▶ Data provided
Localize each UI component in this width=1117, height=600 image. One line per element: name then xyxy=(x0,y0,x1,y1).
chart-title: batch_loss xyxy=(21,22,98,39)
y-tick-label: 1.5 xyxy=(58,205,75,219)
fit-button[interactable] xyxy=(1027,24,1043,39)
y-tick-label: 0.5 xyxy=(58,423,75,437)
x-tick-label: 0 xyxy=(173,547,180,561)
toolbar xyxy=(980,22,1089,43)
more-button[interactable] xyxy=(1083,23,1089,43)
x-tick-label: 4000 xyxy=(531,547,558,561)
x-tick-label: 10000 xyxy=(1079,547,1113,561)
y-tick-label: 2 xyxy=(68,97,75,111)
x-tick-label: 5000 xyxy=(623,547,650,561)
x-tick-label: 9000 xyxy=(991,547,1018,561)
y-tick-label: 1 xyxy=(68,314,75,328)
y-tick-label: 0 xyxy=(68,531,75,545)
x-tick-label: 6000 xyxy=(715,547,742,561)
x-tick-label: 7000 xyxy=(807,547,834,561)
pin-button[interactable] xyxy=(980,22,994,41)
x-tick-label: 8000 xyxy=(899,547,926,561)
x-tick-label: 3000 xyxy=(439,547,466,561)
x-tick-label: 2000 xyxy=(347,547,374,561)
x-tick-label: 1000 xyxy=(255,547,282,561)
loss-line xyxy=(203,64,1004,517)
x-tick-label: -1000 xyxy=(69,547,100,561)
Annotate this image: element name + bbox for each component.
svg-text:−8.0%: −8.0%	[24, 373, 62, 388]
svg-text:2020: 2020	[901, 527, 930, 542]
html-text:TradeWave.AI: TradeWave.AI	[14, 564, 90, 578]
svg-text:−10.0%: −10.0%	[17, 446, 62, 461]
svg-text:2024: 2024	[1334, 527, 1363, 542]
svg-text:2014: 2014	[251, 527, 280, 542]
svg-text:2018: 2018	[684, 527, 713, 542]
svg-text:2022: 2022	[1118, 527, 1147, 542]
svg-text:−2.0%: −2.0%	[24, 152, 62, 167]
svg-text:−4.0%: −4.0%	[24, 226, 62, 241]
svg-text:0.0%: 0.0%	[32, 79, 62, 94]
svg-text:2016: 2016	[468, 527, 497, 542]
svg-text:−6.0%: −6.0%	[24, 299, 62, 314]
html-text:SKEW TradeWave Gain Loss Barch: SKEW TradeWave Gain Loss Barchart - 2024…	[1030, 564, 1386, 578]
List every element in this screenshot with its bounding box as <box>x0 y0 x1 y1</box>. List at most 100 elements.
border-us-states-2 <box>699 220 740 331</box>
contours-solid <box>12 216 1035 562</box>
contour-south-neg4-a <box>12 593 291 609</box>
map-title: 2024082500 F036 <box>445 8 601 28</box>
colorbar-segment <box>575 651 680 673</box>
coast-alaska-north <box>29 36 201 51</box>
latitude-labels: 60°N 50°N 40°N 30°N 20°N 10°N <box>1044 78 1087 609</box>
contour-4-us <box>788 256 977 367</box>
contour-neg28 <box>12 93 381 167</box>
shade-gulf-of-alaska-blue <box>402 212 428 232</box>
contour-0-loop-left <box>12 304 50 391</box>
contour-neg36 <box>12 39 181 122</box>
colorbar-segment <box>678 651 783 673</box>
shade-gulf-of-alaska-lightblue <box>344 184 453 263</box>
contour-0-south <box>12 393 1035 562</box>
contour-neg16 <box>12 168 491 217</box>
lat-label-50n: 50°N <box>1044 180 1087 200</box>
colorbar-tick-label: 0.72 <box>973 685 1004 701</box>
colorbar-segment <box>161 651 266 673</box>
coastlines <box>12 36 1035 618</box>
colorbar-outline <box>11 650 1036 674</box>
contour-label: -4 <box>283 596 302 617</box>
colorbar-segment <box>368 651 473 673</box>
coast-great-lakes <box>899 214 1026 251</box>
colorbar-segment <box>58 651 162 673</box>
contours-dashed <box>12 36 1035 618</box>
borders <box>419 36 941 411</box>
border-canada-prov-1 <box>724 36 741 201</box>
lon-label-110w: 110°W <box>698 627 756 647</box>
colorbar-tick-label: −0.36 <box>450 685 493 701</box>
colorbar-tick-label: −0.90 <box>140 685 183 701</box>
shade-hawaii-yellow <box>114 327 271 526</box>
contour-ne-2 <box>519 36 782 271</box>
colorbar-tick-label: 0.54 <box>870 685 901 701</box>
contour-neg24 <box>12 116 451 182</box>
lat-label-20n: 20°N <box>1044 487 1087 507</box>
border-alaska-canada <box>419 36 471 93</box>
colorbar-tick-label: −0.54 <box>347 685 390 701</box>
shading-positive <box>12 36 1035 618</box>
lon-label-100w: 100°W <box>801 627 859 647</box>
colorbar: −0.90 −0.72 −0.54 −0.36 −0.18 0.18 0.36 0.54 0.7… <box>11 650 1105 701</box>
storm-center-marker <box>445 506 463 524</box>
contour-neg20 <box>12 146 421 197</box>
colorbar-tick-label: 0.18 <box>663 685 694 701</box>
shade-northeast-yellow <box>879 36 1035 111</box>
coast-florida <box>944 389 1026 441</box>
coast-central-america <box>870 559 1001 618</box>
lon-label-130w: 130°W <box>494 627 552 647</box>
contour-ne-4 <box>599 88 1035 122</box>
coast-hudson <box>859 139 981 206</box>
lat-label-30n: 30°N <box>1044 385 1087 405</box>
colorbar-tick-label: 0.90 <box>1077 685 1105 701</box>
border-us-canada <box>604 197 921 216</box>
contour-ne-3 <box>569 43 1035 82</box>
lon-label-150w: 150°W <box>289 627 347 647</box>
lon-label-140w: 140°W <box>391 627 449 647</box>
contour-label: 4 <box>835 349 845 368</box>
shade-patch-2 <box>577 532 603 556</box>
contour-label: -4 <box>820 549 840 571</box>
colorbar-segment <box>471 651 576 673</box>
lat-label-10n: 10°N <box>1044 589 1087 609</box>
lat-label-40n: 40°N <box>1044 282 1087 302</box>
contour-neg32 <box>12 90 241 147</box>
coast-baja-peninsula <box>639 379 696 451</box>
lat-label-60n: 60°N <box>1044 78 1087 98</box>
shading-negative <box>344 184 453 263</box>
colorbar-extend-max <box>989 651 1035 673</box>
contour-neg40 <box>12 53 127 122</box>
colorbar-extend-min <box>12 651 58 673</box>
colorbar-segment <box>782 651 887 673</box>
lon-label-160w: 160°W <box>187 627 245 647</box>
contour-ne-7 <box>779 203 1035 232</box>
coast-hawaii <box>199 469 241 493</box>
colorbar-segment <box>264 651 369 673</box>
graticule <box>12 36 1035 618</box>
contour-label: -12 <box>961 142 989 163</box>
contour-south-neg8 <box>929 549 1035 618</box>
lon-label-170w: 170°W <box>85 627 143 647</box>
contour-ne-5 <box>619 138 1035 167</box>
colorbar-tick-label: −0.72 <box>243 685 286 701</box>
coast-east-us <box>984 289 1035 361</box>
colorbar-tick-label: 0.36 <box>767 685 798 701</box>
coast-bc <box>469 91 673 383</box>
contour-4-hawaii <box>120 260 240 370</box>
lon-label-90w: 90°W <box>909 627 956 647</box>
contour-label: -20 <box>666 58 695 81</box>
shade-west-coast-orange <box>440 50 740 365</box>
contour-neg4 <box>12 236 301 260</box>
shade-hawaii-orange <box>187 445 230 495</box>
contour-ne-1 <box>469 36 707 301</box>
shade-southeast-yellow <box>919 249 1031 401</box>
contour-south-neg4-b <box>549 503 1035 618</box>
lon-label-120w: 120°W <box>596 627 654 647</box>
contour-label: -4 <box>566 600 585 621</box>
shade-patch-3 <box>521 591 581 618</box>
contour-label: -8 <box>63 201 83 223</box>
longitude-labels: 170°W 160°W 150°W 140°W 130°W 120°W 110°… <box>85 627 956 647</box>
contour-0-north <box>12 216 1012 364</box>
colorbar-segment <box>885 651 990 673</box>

▶ What the exercise asks
Write out the material from its very first line through the line containing "527, 930, 542]", both included, reproducing each line unchanged.

▶ Result for this task
Localize each UI component in this width=1117, height=600 image. One line per element: name then xyxy=(x0,y0,x1,y1).
chart-title: batch_loss xyxy=(21,22,98,39)
y-tick-label: 1.5 xyxy=(58,205,75,219)
fit-button[interactable] xyxy=(1027,24,1043,39)
y-tick-label: 0.5 xyxy=(58,423,75,437)
x-tick-label: 0 xyxy=(173,547,180,561)
toolbar xyxy=(980,22,1089,43)
more-button[interactable] xyxy=(1083,23,1089,43)
x-tick-label: 4000 xyxy=(531,547,558,561)
x-tick-label: 10000 xyxy=(1079,547,1113,561)
y-tick-label: 2 xyxy=(68,97,75,111)
x-tick-label: 5000 xyxy=(623,547,650,561)
x-tick-label: 9000 xyxy=(991,547,1018,561)
y-tick-label: 1 xyxy=(68,314,75,328)
y-tick-label: 0 xyxy=(68,531,75,545)
x-tick-label: 6000 xyxy=(715,547,742,561)
x-tick-label: 7000 xyxy=(807,547,834,561)
pin-button[interactable] xyxy=(980,22,994,41)
x-tick-label: 8000 xyxy=(899,547,926,561)
x-tick-label: 3000 xyxy=(439,547,466,561)
x-tick-label: 2000 xyxy=(347,547,374,561)
x-tick-label: 1000 xyxy=(255,547,282,561)
loss-line xyxy=(203,64,1004,517)
x-tick-label: -1000 xyxy=(69,547,100,561)
Annotate this image: element name + bbox for each component.
svg-text:−8.0%: −8.0%	[24, 373, 62, 388]
svg-text:2020: 2020	[901, 527, 930, 542]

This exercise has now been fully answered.